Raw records
>>>
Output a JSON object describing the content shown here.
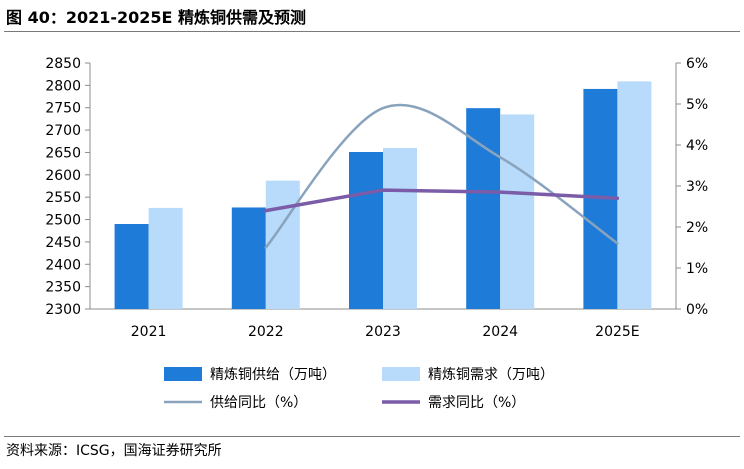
{
  "title": "图 40：2021-2025E 精炼铜供需及预测",
  "source": "资料来源：ICSG，国海证券研究所",
  "chart_data": {
    "type": "bar",
    "categories": [
      "2021",
      "2022",
      "2023",
      "2024",
      "2025E"
    ],
    "series": [
      {
        "name": "精炼铜供给（万吨）",
        "kind": "bar",
        "axis": "left",
        "color": "#1e7bd8",
        "values": [
          2490,
          2527,
          2651,
          2749,
          2792
        ]
      },
      {
        "name": "精炼铜需求（万吨）",
        "kind": "bar",
        "axis": "left",
        "color": "#b8dbfb",
        "values": [
          2526,
          2587,
          2660,
          2735,
          2809
        ]
      },
      {
        "name": "供给同比（%）",
        "kind": "line",
        "axis": "right",
        "color": "#8aa3bd",
        "values": [
          null,
          1.5,
          4.9,
          3.7,
          1.6
        ]
      },
      {
        "name": "需求同比（%）",
        "kind": "line",
        "axis": "right",
        "color": "#7a5ca8",
        "values": [
          null,
          2.4,
          2.9,
          2.85,
          2.7
        ]
      }
    ],
    "y_left": {
      "min": 2300,
      "max": 2850,
      "ticks": [
        "2300",
        "2350",
        "2400",
        "2450",
        "2500",
        "2550",
        "2600",
        "2650",
        "2700",
        "2750",
        "2800",
        "2850"
      ]
    },
    "y_right": {
      "min": 0,
      "max": 6,
      "ticks": [
        "0%",
        "1%",
        "2%",
        "3%",
        "4%",
        "5%",
        "6%"
      ]
    },
    "legend_position": "bottom",
    "grid": false
  }
}
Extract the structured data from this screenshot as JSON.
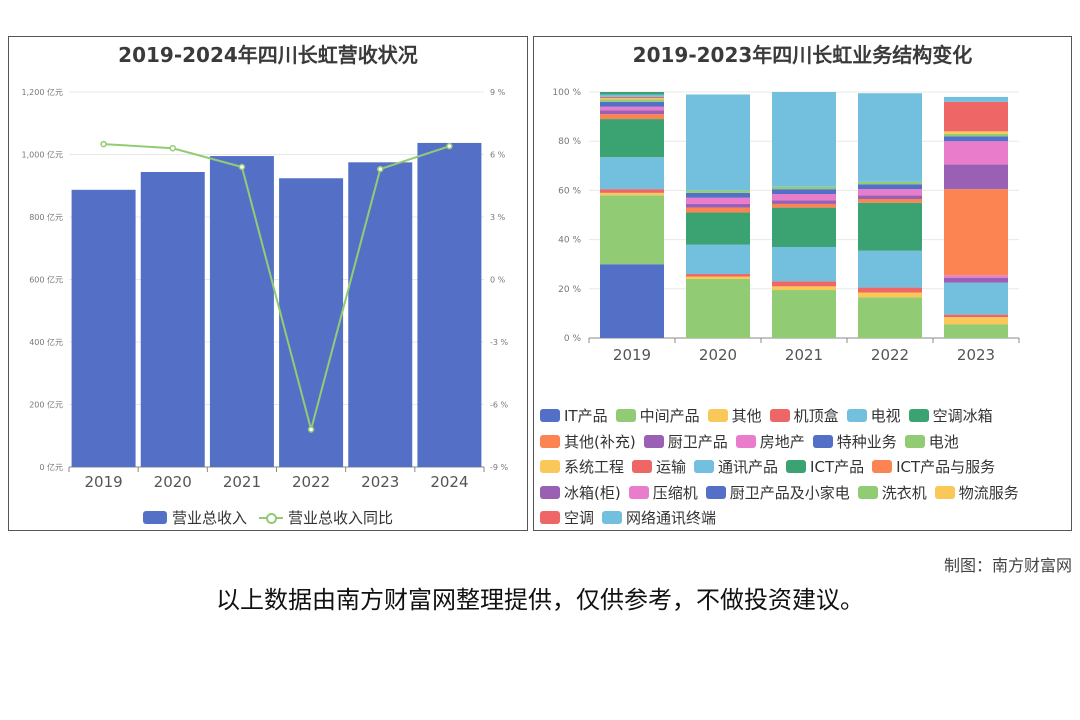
<<<
## Stated exercise
Extract every line above containing the word "color".

## Result
        "color": "#1e7bd8",
        "color": "#b8dbfb",
        "color": "#8aa3bd",
        "color": "#7a5ca8",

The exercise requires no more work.